◆ **Stored data**:
□ □ □ □

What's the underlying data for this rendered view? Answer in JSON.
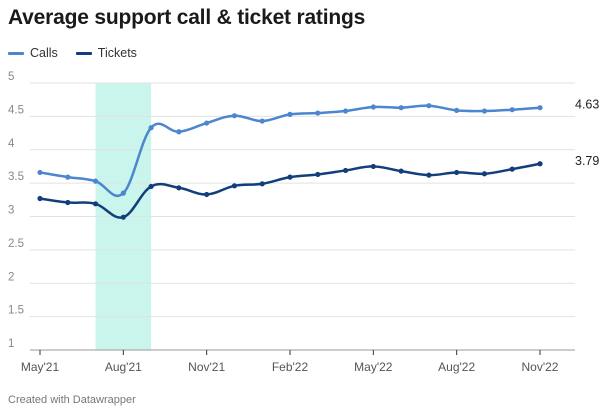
{
  "title": "Average support call & ticket ratings",
  "footer": "Created with Datawrapper",
  "colors": {
    "calls": "#4b86cf",
    "tickets": "#133e7c",
    "highlight": "#c9f5ec",
    "grid": "#e2e2e2",
    "axis": "#333333"
  },
  "chart_data": {
    "type": "line",
    "title": "Average support call & ticket ratings",
    "x": [
      "May'21",
      "Jun'21",
      "Jul'21",
      "Aug'21",
      "Sep'21",
      "Oct'21",
      "Nov'21",
      "Dec'21",
      "Jan'22",
      "Feb'22",
      "Mar'22",
      "Apr'22",
      "May'22",
      "Jun'22",
      "Jul'22",
      "Aug'22",
      "Sep'22",
      "Oct'22",
      "Nov'22"
    ],
    "x_tick_labels": [
      "May'21",
      "Aug'21",
      "Nov'21",
      "Feb'22",
      "May'22",
      "Aug'22",
      "Nov'22"
    ],
    "ylim": [
      1,
      5
    ],
    "y_ticks": [
      "1",
      "1.5",
      "2",
      "2.5",
      "3",
      "3.5",
      "4",
      "4.5",
      "5"
    ],
    "grid": true,
    "legend_position": "top-left",
    "highlight_range": [
      "Jul'21",
      "Sep'21"
    ],
    "series": [
      {
        "name": "Calls",
        "color": "#4b86cf",
        "values": [
          3.66,
          3.59,
          3.53,
          3.35,
          4.33,
          4.27,
          4.4,
          4.51,
          4.43,
          4.53,
          4.55,
          4.58,
          4.64,
          4.63,
          4.66,
          4.59,
          4.58,
          4.6,
          4.63
        ],
        "end_label": "4.63"
      },
      {
        "name": "Tickets",
        "color": "#133e7c",
        "values": [
          3.27,
          3.21,
          3.19,
          2.99,
          3.45,
          3.43,
          3.33,
          3.46,
          3.49,
          3.59,
          3.63,
          3.69,
          3.75,
          3.68,
          3.62,
          3.66,
          3.64,
          3.71,
          3.79
        ],
        "end_label": "3.79"
      }
    ]
  }
}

□ □ □ □

◆ **Problem to work on**: Look through the data above. Copy every line with the string "Average" in it.

◆ **Written response**:
  "title": "Average support call & ticket ratings",
    "title": "Average support call & ticket ratings",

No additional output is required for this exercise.